Reproduce each line exactly.

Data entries
────────

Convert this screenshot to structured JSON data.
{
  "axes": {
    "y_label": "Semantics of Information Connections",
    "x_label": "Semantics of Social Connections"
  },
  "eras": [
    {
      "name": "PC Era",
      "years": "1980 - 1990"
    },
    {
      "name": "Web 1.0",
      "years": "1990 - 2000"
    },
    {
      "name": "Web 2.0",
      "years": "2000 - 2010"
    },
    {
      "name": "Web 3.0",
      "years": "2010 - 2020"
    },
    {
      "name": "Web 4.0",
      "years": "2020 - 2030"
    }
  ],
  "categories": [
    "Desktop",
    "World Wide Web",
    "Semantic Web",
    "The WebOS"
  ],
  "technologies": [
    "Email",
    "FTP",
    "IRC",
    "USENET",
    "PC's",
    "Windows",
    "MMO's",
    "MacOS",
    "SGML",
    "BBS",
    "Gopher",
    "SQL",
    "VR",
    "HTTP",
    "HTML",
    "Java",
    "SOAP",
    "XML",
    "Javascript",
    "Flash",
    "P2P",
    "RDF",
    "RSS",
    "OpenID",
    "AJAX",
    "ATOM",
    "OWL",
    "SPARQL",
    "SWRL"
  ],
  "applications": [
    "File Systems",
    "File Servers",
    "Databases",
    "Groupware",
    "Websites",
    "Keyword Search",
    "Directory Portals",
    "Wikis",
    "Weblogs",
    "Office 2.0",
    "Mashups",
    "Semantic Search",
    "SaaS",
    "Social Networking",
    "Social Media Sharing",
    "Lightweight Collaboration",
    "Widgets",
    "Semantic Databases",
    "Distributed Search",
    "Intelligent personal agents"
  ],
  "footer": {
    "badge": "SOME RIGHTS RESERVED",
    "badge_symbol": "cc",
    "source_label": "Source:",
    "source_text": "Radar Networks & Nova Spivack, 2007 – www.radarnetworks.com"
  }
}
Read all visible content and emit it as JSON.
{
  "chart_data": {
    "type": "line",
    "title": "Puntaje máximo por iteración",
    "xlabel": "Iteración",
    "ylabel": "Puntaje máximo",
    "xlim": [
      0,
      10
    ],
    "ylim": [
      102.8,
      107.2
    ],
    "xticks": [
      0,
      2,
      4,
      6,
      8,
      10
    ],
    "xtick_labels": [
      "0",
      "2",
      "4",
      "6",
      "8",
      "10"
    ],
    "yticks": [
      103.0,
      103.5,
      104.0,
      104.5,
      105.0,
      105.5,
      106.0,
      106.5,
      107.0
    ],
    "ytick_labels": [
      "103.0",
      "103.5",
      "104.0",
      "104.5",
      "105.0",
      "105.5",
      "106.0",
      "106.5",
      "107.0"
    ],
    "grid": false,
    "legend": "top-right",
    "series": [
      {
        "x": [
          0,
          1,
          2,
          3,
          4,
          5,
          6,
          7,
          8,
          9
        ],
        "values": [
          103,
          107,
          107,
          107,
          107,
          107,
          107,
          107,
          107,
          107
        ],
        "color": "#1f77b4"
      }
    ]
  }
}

────────

THE OUTPUT —
Convert this screenshot to structured JSON data.
{
  "axes": {
    "y_label": "Semantics of Information Connections",
    "x_label": "Semantics of Social Connections"
  },
  "eras": [
    {
      "name": "PC Era",
      "years": "1980 - 1990"
    },
    {
      "name": "Web 1.0",
      "years": "1990 - 2000"
    },
    {
      "name": "Web 2.0",
      "years": "2000 - 2010"
    },
    {
      "name": "Web 3.0",
      "years": "2010 - 2020"
    },
    {
      "name": "Web 4.0",
      "years": "2020 - 2030"
    }
  ],
  "categories": [
    "Desktop",
    "World Wide Web",
    "Semantic Web",
    "The WebOS"
  ],
  "technologies": [
    "Email",
    "FTP",
    "IRC",
    "USENET",
    "PC's",
    "Windows",
    "MMO's",
    "MacOS",
    "SGML",
    "BBS",
    "Gopher",
    "SQL",
    "VR",
    "HTTP",
    "HTML",
    "Java",
    "SOAP",
    "XML",
    "Javascript",
    "Flash",
    "P2P",
    "RDF",
    "RSS",
    "OpenID",
    "AJAX",
    "ATOM",
    "OWL",
    "SPARQL",
    "SWRL"
  ],
  "applications": [
    "File Systems",
    "File Servers",
    "Databases",
    "Groupware",
    "Websites",
    "Keyword Search",
    "Directory Portals",
    "Wikis",
    "Weblogs",
    "Office 2.0",
    "Mashups",
    "Semantic Search",
    "SaaS",
    "Social Networking",
    "Social Media Sharing",
    "Lightweight Collaboration",
    "Widgets",
    "Semantic Databases",
    "Distributed Search",
    "Intelligent personal agents"
  ],
  "footer": {
    "badge": "SOME RIGHTS RESERVED",
    "badge_symbol": "cc",
    "source_label": "Source:",
    "source_text": "Radar Networks & Nova Spivack, 2007 – www.radarnetworks.com"
  }
}
Read all visible content and emit it as JSON.
{
  "chart_data": {
    "type": "line",
    "title": "Puntaje máximo por iteración",
    "xlabel": "Iteración",
    "ylabel": "Puntaje máximo",
    "xlim": [
      0,
      10
    ],
    "ylim": [
      102.8,
      107.2
    ],
    "xticks": [
      0,
      2,
      4,
      6,
      8,
      10
    ],
    "xtick_labels": [
      "0",
      "2",
      "4",
      "6",
      "8",
      "10"
    ],
    "yticks": [
      103.0,
      103.5,
      104.0,
      104.5,
      105.0,
      105.5,
      106.0,
      106.5,
      107.0
    ],
    "ytick_labels": [
      "103.0",
      "103.5",
      "104.0",
      "104.5",
      "105.0",
      "105.5",
      "106.0",
      "106.5",
      "107.0"
    ],
    "grid": false,
    "legend": "top-right",
    "series": [
      {
        "x": [
          0,
          1,
          2,
          3,
          4,
          5,
          6,
          7,
          8,
          9
        ],
        "values": [
          103,
          107,
          107,
          107,
          107,
          107,
          107,
          107,
          107,
          107
        ],
        "color": "#1f77b4"
      }
    ]
  }
}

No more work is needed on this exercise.